The exercise
Copy all of the records below verbatim.

(Stored data)
——

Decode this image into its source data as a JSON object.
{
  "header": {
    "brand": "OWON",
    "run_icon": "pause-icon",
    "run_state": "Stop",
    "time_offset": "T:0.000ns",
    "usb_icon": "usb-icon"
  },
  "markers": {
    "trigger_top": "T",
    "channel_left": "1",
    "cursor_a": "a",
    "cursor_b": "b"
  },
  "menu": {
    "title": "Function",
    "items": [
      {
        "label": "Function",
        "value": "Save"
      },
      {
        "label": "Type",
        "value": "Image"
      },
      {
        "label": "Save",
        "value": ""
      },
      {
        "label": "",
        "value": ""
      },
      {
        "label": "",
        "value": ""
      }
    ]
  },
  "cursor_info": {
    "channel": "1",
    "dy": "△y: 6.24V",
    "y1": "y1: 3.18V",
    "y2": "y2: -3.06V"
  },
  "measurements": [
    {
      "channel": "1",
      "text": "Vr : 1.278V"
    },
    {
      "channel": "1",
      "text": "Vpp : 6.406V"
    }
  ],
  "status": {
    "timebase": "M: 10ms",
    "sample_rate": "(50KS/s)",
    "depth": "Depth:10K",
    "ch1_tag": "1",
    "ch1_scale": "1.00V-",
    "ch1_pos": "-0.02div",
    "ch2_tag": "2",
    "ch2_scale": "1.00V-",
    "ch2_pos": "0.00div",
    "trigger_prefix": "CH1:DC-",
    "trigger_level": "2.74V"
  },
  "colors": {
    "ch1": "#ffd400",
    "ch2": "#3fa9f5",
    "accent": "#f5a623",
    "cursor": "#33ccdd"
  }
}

——

Response
Decode this image into its source data as a JSON object.
{
  "header": {
    "brand": "OWON",
    "run_icon": "pause-icon",
    "run_state": "Stop",
    "time_offset": "T:0.000ns",
    "usb_icon": "usb-icon"
  },
  "markers": {
    "trigger_top": "T",
    "channel_left": "1",
    "cursor_a": "a",
    "cursor_b": "b"
  },
  "menu": {
    "title": "Function",
    "items": [
      {
        "label": "Function",
        "value": "Save"
      },
      {
        "label": "Type",
        "value": "Image"
      },
      {
        "label": "Save",
        "value": ""
      },
      {
        "label": "",
        "value": ""
      },
      {
        "label": "",
        "value": ""
      }
    ]
  },
  "cursor_info": {
    "channel": "1",
    "dy": "△y: 6.24V",
    "y1": "y1: 3.18V",
    "y2": "y2: -3.06V"
  },
  "measurements": [
    {
      "channel": "1",
      "text": "Vr : 1.278V"
    },
    {
      "channel": "1",
      "text": "Vpp : 6.406V"
    }
  ],
  "status": {
    "timebase": "M: 10ms",
    "sample_rate": "(50KS/s)",
    "depth": "Depth:10K",
    "ch1_tag": "1",
    "ch1_scale": "1.00V-",
    "ch1_pos": "-0.02div",
    "ch2_tag": "2",
    "ch2_scale": "1.00V-",
    "ch2_pos": "0.00div",
    "trigger_prefix": "CH1:DC-",
    "trigger_level": "2.74V"
  },
  "colors": {
    "ch1": "#ffd400",
    "ch2": "#3fa9f5",
    "accent": "#f5a623",
    "cursor": "#33ccdd"
  }
}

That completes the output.